## GIVEN TASK
Print the listing below in its entirety, character for character.

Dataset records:

= = =

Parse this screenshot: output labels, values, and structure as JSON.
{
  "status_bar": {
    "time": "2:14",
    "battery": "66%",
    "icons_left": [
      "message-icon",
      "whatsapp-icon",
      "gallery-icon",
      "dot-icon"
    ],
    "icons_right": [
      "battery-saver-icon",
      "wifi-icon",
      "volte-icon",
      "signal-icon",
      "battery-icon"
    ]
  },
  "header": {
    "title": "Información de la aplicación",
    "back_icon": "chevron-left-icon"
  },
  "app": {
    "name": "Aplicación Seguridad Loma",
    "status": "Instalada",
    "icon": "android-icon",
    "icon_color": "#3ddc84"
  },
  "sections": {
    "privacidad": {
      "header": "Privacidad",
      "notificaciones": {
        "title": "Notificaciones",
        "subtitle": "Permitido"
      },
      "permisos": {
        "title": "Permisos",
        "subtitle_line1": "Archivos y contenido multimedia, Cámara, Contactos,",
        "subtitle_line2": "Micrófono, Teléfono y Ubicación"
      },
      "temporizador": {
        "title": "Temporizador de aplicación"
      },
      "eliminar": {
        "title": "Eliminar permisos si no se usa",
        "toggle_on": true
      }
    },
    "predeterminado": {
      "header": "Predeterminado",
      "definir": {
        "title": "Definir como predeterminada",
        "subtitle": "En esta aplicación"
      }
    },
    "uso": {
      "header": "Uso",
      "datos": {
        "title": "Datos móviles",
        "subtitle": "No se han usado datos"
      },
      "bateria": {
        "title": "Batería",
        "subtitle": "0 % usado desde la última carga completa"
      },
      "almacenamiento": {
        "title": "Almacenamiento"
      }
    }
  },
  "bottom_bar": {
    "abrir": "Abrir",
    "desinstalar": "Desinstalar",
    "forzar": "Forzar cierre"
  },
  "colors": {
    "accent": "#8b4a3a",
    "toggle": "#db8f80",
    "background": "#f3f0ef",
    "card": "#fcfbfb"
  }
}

= = =

## RESULT
Parse this screenshot: output labels, values, and structure as JSON.
{
  "status_bar": {
    "time": "2:14",
    "battery": "66%",
    "icons_left": [
      "message-icon",
      "whatsapp-icon",
      "gallery-icon",
      "dot-icon"
    ],
    "icons_right": [
      "battery-saver-icon",
      "wifi-icon",
      "volte-icon",
      "signal-icon",
      "battery-icon"
    ]
  },
  "header": {
    "title": "Información de la aplicación",
    "back_icon": "chevron-left-icon"
  },
  "app": {
    "name": "Aplicación Seguridad Loma",
    "status": "Instalada",
    "icon": "android-icon",
    "icon_color": "#3ddc84"
  },
  "sections": {
    "privacidad": {
      "header": "Privacidad",
      "notificaciones": {
        "title": "Notificaciones",
        "subtitle": "Permitido"
      },
      "permisos": {
        "title": "Permisos",
        "subtitle_line1": "Archivos y contenido multimedia, Cámara, Contactos,",
        "subtitle_line2": "Micrófono, Teléfono y Ubicación"
      },
      "temporizador": {
        "title": "Temporizador de aplicación"
      },
      "eliminar": {
        "title": "Eliminar permisos si no se usa",
        "toggle_on": true
      }
    },
    "predeterminado": {
      "header": "Predeterminado",
      "definir": {
        "title": "Definir como predeterminada",
        "subtitle": "En esta aplicación"
      }
    },
    "uso": {
      "header": "Uso",
      "datos": {
        "title": "Datos móviles",
        "subtitle": "No se han usado datos"
      },
      "bateria": {
        "title": "Batería",
        "subtitle": "0 % usado desde la última carga completa"
      },
      "almacenamiento": {
        "title": "Almacenamiento"
      }
    }
  },
  "bottom_bar": {
    "abrir": "Abrir",
    "desinstalar": "Desinstalar",
    "forzar": "Forzar cierre"
  },
  "colors": {
    "accent": "#8b4a3a",
    "toggle": "#db8f80",
    "background": "#f3f0ef",
    "card": "#fcfbfb"
  }
}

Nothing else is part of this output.